## Short task
Every line from the one containing "Extract the structured" to the final line of the material below must be reproduced exactly; leave out all other lines.

## The records
━━━━━━━━━━━━━━━━━━━━━━━━━━━━━━

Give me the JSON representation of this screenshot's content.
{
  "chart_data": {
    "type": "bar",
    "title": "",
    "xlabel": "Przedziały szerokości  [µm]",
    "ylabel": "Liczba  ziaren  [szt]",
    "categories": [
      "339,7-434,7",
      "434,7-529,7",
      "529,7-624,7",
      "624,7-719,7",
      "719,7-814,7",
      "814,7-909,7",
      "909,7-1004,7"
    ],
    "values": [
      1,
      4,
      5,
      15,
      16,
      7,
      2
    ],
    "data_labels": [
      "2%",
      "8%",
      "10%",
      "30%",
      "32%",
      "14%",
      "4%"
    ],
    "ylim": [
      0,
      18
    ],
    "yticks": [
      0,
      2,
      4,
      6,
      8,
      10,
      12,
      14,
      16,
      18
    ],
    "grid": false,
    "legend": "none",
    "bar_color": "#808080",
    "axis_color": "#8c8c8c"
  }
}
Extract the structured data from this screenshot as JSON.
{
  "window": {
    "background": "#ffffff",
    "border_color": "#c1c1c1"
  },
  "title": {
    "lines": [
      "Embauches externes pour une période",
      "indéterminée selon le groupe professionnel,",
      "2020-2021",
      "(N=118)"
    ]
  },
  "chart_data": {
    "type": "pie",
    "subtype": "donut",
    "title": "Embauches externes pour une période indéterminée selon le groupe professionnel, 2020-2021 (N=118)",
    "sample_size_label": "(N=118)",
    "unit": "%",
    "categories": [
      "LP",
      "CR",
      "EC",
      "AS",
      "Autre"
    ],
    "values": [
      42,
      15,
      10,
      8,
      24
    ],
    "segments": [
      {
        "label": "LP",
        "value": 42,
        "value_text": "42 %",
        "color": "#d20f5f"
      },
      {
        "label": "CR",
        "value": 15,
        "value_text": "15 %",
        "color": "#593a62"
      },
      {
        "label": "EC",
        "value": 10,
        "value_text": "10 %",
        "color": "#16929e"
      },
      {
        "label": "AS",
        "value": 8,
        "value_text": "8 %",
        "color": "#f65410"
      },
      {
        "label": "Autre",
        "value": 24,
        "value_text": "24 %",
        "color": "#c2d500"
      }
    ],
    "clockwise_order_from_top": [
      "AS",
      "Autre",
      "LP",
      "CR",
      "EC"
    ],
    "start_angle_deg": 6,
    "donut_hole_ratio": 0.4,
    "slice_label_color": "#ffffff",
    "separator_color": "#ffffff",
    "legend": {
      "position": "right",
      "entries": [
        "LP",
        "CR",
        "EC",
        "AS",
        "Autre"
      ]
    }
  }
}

━━━━━━━━━━━━━━━━━━━━━━━━━━━━━━

## Finished exercise
Extract the structured data from this screenshot as JSON.
{
  "window": {
    "background": "#ffffff",
    "border_color": "#c1c1c1"
  },
  "title": {
    "lines": [
      "Embauches externes pour une période",
      "indéterminée selon le groupe professionnel,",
      "2020-2021",
      "(N=118)"
    ]
  },
  "chart_data": {
    "type": "pie",
    "subtype": "donut",
    "title": "Embauches externes pour une période indéterminée selon le groupe professionnel, 2020-2021 (N=118)",
    "sample_size_label": "(N=118)",
    "unit": "%",
    "categories": [
      "LP",
      "CR",
      "EC",
      "AS",
      "Autre"
    ],
    "values": [
      42,
      15,
      10,
      8,
      24
    ],
    "segments": [
      {
        "label": "LP",
        "value": 42,
        "value_text": "42 %",
        "color": "#d20f5f"
      },
      {
        "label": "CR",
        "value": 15,
        "value_text": "15 %",
        "color": "#593a62"
      },
      {
        "label": "EC",
        "value": 10,
        "value_text": "10 %",
        "color": "#16929e"
      },
      {
        "label": "AS",
        "value": 8,
        "value_text": "8 %",
        "color": "#f65410"
      },
      {
        "label": "Autre",
        "value": 24,
        "value_text": "24 %",
        "color": "#c2d500"
      }
    ],
    "clockwise_order_from_top": [
      "AS",
      "Autre",
      "LP",
      "CR",
      "EC"
    ],
    "start_angle_deg": 6,
    "donut_hole_ratio": 0.4,
    "slice_label_color": "#ffffff",
    "separator_color": "#ffffff",
    "legend": {
      "position": "right",
      "entries": [
        "LP",
        "CR",
        "EC",
        "AS",
        "Autre"
      ]
    }
  }
}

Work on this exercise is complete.